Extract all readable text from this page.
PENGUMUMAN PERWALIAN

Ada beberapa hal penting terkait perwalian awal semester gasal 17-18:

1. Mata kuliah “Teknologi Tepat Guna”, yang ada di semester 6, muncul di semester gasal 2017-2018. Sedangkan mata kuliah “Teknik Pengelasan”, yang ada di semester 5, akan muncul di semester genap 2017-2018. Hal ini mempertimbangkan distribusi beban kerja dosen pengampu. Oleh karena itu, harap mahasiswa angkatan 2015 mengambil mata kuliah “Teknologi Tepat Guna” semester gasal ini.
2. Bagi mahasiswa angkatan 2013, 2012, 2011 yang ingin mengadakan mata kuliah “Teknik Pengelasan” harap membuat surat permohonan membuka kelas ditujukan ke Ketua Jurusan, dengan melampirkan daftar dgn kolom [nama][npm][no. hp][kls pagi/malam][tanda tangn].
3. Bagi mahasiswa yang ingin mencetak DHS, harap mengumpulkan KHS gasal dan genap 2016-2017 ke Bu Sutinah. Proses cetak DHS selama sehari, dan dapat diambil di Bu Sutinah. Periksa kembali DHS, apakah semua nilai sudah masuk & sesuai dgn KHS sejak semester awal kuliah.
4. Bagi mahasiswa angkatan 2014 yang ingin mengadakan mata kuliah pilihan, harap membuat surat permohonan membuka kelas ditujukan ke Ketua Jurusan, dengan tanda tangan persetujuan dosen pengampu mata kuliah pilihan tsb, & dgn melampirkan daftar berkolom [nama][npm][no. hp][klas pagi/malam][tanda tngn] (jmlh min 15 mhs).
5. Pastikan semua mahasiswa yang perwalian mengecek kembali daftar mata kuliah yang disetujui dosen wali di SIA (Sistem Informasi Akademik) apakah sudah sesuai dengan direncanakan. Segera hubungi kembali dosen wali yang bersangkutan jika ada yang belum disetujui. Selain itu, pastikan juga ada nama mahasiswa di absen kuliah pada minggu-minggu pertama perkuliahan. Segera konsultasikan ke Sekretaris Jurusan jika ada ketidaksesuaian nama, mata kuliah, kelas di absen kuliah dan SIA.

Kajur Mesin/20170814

+ + + + + + +

TASK DIRECTIONS — Gather up the lines containing the word "genap" from these records and copy them.

RESULT OF THIS EXERCISE —
1. Mata kuliah “Teknologi Tepat Guna”, yang ada di semester 6, muncul di semester gasal 2017-2018. Sedangkan mata kuliah “Teknik Pengelasan”, yang ada di semester 5, akan muncul di semester genap 2017-2018. Hal ini mempertimbangkan distribusi beban kerja dosen pengampu. Oleh karena itu, harap mahasiswa angkatan 2015 mengambil mata kuliah “Teknologi Tepat Guna” semester gasal ini.
3. Bagi mahasiswa yang ingin mencetak DHS, harap mengumpulkan KHS gasal dan genap 2016-2017 ke Bu Sutinah. Proses cetak DHS selama sehari, dan dapat diambil di Bu Sutinah. Periksa kembali DHS, apakah semua nilai sudah masuk & sesuai dgn KHS sejak semester awal kuliah.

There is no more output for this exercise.